| Exercise |
Retype, without changes, every line from the line that contains "Read out every word on this page." through the final line of the records. Exclude pictures.

(Saved data entries)

* * * *

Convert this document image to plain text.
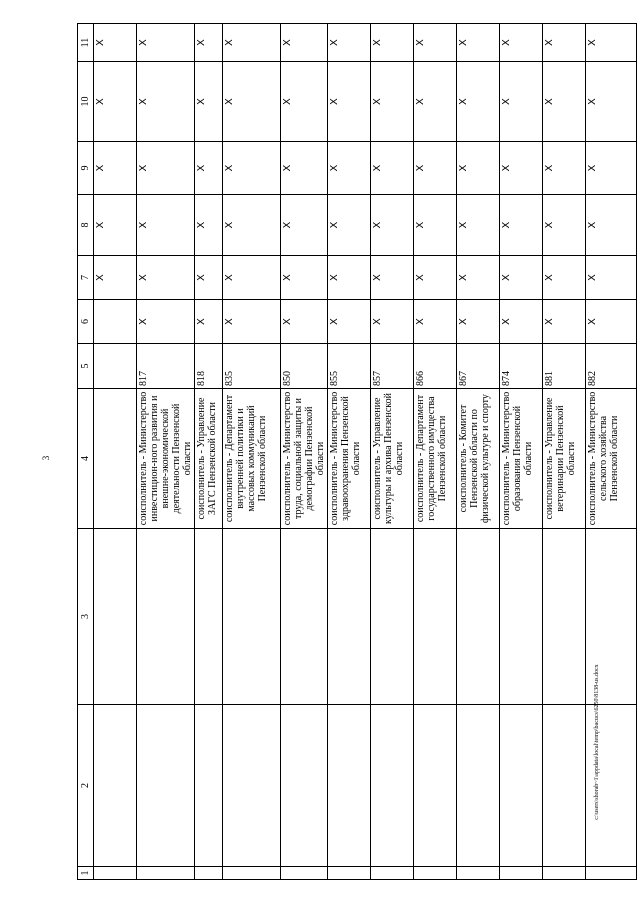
3
1	2	3	4	5	6	7	8	9	10	11
						X	X	X	X	X
			соисполнитель - Министерство инвестицион-ного развития и внешне-экономической деятельности Пензенской области	817	X	X	X	X	X	X
			соисполнитель - Управление ЗАГС Пензенской области	818	X	X	X	X	X	X
			соисполнитель - Департамент внутренней политики и массовых коммуникаций Пензенской области	835	X	X	X	X	X	X
			соисполнитель - Министерство труда, социальной защиты и демографии Пензенской области	850	X	X	X	X	X	X
			соисполнитель - Министерство здравоохранения Пензенской области	855	X	X	X	X	X	X
			соисполнитель - Управление культуры и архива Пензенской области	857	X	X	X	X	X	X
			соисполнитель - Департамент государственного имущества Пензенской области	866	X	X	X	X	X	X
			соисполнитель - Комитет Пензенской области по физической культуре и спорту	867	X	X	X	X	X	X
			соисполнитель - Министерство образования Пензенской области	874	X	X	X	X	X	X
			соисполнитель - Управление ветеринарии Пензенской области	881	X	X	X	X	X	X
			соисполнитель - Министерство сельского хозяйства Пензенской области	882	X	X	X	X	X	X
c:\users\shorab~1\appdata\local\temp\bacucs\6250\8138-us.docx
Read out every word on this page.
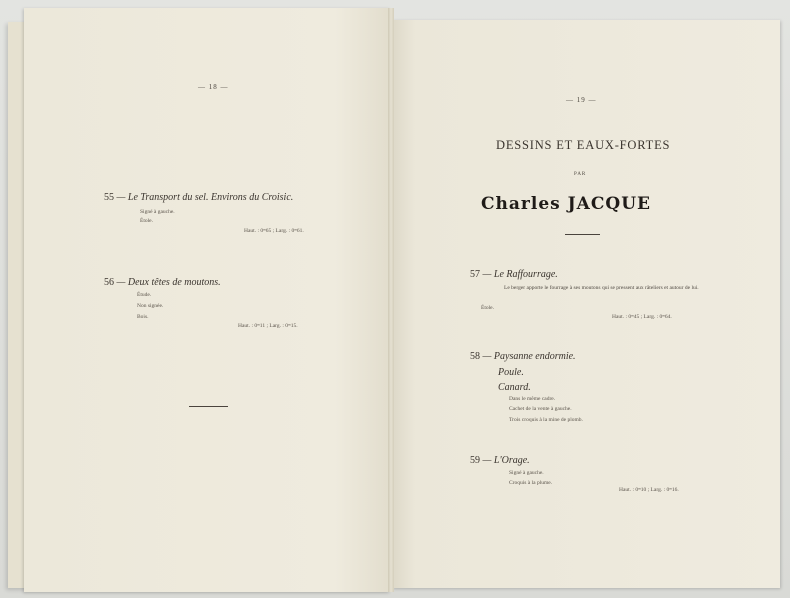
— 18 —
55 — Le Transport du sel. Environs du Croisic.
Signé à gauche.
Étole.
Haut. : 0ᵐ65 ; Larg. : 0ᵐ61.
56 — Deux têtes de moutons.
Étude.
Non signée.
Bois.
Haut. : 0ᵐ11 ; Larg. : 0ᵐ15.
— 19 —
DESSINS ET EAUX-FORTES
PAR
Charles JACQUE
57 — Le Raffourrage.
Le berger apporte le fourrage à ses moutons qui se pressent aux râteliers et autour de lui.
Étole.
Haut. : 0ᵐ45 ; Larg. : 0ᵐ64.
58 — Paysanne endormie.
Poule.
Canard.
Dans le même cadre.
Cachet de la vente à gauche.
Trois croquis à la mine de plomb.
59 — L'Orage.
Signé à gauche.
Croquis à la plume.
Haut. : 0ᵐ10 ; Larg. : 0ᵐ16.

* * * *

| Task result |
Read out every word on this page.
— 18 —
55 — Le Transport du sel. Environs du Croisic.
Signé à gauche.
Étole.
Haut. : 0ᵐ65 ; Larg. : 0ᵐ61.
56 — Deux têtes de moutons.
Étude.
Non signée.
Bois.
Haut. : 0ᵐ11 ; Larg. : 0ᵐ15.
— 19 —
DESSINS ET EAUX-FORTES
PAR
Charles JACQUE
57 — Le Raffourrage.
Le berger apporte le fourrage à ses moutons qui se pressent aux râteliers et autour de lui.
Étole.
Haut. : 0ᵐ45 ; Larg. : 0ᵐ64.
58 — Paysanne endormie.
Poule.
Canard.
Dans le même cadre.
Cachet de la vente à gauche.
Trois croquis à la mine de plomb.
59 — L'Orage.
Signé à gauche.
Croquis à la plume.
Haut. : 0ᵐ10 ; Larg. : 0ᵐ16.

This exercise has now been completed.